Problem details
Could you restate every record below word for word?

────────────────────

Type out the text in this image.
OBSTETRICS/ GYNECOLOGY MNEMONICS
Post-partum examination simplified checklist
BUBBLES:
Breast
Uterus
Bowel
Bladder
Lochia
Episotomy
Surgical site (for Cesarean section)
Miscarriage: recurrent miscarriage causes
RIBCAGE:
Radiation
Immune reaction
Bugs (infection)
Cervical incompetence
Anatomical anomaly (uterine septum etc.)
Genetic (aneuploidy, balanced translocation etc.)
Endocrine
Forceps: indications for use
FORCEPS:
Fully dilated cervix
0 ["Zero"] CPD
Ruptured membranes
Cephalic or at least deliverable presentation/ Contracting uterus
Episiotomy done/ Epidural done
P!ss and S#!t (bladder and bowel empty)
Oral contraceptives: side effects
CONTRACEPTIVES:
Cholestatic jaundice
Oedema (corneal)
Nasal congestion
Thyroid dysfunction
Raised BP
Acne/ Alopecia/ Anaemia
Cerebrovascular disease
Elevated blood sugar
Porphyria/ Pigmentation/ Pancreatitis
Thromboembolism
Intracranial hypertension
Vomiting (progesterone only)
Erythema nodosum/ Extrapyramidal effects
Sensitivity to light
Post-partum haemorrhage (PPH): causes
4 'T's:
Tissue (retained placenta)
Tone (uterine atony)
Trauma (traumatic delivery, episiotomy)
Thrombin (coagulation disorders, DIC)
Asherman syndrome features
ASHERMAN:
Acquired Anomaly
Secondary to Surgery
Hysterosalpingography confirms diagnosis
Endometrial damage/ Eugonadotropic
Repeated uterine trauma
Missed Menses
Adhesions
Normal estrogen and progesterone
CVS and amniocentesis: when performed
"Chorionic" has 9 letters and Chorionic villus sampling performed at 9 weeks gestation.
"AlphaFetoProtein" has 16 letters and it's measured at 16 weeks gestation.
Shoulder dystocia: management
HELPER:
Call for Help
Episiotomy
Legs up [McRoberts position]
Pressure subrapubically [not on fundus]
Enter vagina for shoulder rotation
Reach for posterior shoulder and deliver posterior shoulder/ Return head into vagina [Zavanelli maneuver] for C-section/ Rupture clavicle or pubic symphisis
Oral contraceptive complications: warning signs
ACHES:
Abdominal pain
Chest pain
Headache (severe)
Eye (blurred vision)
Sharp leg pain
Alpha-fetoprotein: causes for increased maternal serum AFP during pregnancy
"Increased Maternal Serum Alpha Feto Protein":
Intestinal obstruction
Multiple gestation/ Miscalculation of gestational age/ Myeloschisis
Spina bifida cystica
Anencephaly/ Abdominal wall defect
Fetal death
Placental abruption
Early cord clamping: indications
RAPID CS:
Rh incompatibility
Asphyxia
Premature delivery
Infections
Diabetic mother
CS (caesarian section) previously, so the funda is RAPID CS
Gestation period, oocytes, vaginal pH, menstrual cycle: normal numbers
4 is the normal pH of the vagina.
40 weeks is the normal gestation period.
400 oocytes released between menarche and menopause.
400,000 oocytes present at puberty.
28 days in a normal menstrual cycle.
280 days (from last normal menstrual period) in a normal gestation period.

────────────────────

Answer
Type out the text in this image.
OBSTETRICS/ GYNECOLOGY MNEMONICS
Post-partum examination simplified checklist
BUBBLES:
Breast
Uterus
Bowel
Bladder
Lochia
Episotomy
Surgical site (for Cesarean section)
Miscarriage: recurrent miscarriage causes
RIBCAGE:
Radiation
Immune reaction
Bugs (infection)
Cervical incompetence
Anatomical anomaly (uterine septum etc.)
Genetic (aneuploidy, balanced translocation etc.)
Endocrine
Forceps: indications for use
FORCEPS:
Fully dilated cervix
0 ["Zero"] CPD
Ruptured membranes
Cephalic or at least deliverable presentation/ Contracting uterus
Episiotomy done/ Epidural done
P!ss and S#!t (bladder and bowel empty)
Oral contraceptives: side effects
CONTRACEPTIVES:
Cholestatic jaundice
Oedema (corneal)
Nasal congestion
Thyroid dysfunction
Raised BP
Acne/ Alopecia/ Anaemia
Cerebrovascular disease
Elevated blood sugar
Porphyria/ Pigmentation/ Pancreatitis
Thromboembolism
Intracranial hypertension
Vomiting (progesterone only)
Erythema nodosum/ Extrapyramidal effects
Sensitivity to light
Post-partum haemorrhage (PPH): causes
4 'T's:
Tissue (retained placenta)
Tone (uterine atony)
Trauma (traumatic delivery, episiotomy)
Thrombin (coagulation disorders, DIC)
Asherman syndrome features
ASHERMAN:
Acquired Anomaly
Secondary to Surgery
Hysterosalpingography confirms diagnosis
Endometrial damage/ Eugonadotropic
Repeated uterine trauma
Missed Menses
Adhesions
Normal estrogen and progesterone
CVS and amniocentesis: when performed
"Chorionic" has 9 letters and Chorionic villus sampling performed at 9 weeks gestation.
"AlphaFetoProtein" has 16 letters and it's measured at 16 weeks gestation.
Shoulder dystocia: management
HELPER:
Call for Help
Episiotomy
Legs up [McRoberts position]
Pressure subrapubically [not on fundus]
Enter vagina for shoulder rotation
Reach for posterior shoulder and deliver posterior shoulder/ Return head into vagina [Zavanelli maneuver] for C-section/ Rupture clavicle or pubic symphisis
Oral contraceptive complications: warning signs
ACHES:
Abdominal pain
Chest pain
Headache (severe)
Eye (blurred vision)
Sharp leg pain
Alpha-fetoprotein: causes for increased maternal serum AFP during pregnancy
"Increased Maternal Serum Alpha Feto Protein":
Intestinal obstruction
Multiple gestation/ Miscalculation of gestational age/ Myeloschisis
Spina bifida cystica
Anencephaly/ Abdominal wall defect
Fetal death
Placental abruption
Early cord clamping: indications
RAPID CS:
Rh incompatibility
Asphyxia
Premature delivery
Infections
Diabetic mother
CS (caesarian section) previously, so the funda is RAPID CS
Gestation period, oocytes, vaginal pH, menstrual cycle: normal numbers
4 is the normal pH of the vagina.
40 weeks is the normal gestation period.
400 oocytes released between menarche and menopause.
400,000 oocytes present at puberty.
28 days in a normal menstrual cycle.
280 days (from last normal menstrual period) in a normal gestation period.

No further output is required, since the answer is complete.